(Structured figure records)
* * * *

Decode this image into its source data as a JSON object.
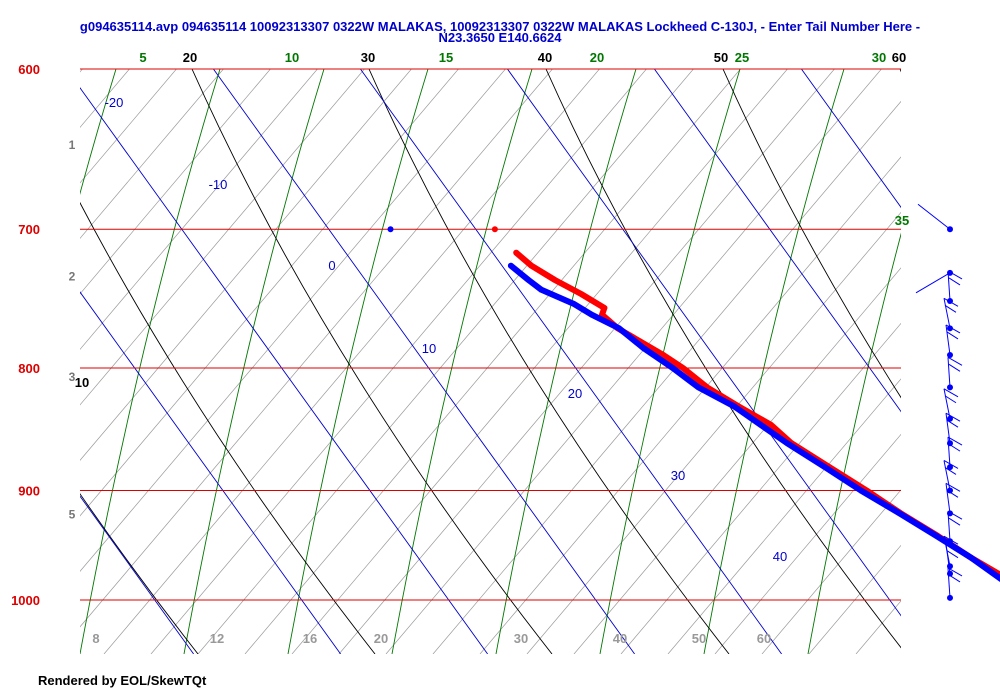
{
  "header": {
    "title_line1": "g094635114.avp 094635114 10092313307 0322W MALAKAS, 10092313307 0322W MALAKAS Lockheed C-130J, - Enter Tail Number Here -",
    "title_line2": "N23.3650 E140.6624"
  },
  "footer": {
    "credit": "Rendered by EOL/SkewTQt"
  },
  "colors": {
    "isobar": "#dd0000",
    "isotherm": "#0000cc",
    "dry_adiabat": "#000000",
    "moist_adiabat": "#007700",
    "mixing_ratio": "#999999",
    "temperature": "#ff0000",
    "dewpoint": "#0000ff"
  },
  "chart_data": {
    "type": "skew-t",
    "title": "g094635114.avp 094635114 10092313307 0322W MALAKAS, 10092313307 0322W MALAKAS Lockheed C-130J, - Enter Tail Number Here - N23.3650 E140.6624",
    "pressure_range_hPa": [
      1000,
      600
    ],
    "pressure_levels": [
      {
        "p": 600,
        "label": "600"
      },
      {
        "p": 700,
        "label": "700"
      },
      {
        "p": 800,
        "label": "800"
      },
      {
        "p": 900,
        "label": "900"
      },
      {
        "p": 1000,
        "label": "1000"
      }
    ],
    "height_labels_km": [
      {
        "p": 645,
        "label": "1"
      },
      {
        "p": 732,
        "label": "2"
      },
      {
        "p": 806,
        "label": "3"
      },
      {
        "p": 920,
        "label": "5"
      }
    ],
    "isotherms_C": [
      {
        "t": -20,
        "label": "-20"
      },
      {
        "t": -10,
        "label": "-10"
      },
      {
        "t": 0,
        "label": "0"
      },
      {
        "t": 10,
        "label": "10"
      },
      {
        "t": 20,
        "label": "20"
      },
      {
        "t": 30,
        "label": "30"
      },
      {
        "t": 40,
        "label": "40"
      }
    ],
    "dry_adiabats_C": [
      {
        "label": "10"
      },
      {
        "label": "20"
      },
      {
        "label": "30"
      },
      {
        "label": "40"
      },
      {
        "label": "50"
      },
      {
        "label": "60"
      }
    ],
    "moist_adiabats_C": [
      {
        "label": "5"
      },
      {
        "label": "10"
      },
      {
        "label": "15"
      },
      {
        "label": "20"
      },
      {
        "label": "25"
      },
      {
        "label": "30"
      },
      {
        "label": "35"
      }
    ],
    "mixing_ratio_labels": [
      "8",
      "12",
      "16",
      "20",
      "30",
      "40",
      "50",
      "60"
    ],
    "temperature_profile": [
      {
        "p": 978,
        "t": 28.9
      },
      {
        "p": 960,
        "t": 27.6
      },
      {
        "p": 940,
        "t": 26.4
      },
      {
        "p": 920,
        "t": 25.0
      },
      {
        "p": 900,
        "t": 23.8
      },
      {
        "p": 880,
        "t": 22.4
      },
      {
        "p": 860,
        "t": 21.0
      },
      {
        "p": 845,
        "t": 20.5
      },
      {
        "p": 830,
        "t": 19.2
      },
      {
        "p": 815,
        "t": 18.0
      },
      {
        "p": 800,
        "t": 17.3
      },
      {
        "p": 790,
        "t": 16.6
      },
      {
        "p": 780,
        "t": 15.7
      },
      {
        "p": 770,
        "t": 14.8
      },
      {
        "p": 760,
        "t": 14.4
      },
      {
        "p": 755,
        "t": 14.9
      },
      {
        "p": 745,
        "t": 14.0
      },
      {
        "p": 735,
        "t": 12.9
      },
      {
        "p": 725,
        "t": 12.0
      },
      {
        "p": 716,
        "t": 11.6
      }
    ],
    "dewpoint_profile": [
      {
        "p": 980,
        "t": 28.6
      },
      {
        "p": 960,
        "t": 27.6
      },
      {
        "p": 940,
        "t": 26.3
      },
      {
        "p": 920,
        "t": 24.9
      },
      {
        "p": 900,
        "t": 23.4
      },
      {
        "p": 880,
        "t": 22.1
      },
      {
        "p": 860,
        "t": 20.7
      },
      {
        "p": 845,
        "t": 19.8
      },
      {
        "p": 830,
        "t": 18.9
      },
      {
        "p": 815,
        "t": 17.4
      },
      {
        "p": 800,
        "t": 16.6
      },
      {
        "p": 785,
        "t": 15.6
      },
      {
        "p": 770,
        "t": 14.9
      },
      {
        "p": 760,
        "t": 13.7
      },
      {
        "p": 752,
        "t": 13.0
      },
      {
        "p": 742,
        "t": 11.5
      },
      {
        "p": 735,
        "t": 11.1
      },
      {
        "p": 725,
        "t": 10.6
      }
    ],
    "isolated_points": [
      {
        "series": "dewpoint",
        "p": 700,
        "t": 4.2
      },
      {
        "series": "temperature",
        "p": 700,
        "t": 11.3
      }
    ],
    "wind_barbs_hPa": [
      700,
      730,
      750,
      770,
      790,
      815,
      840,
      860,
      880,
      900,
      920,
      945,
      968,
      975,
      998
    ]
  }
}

* * * *

_TASK TO COMPLETE_
Check each line of the entries above for the word "Enter". List the ones that have it.

_SOLVED EXERCISE_
    "title_line1": "g094635114.avp 094635114 10092313307 0322W MALAKAS, 10092313307 0322W MALAKAS Lockheed C-130J, - Enter Tail Number Here -",
    "title": "g094635114.avp 094635114 10092313307 0322W MALAKAS, 10092313307 0322W MALAKAS Lockheed C-130J, - Enter Tail Number Here - N23.3650 E140.6624",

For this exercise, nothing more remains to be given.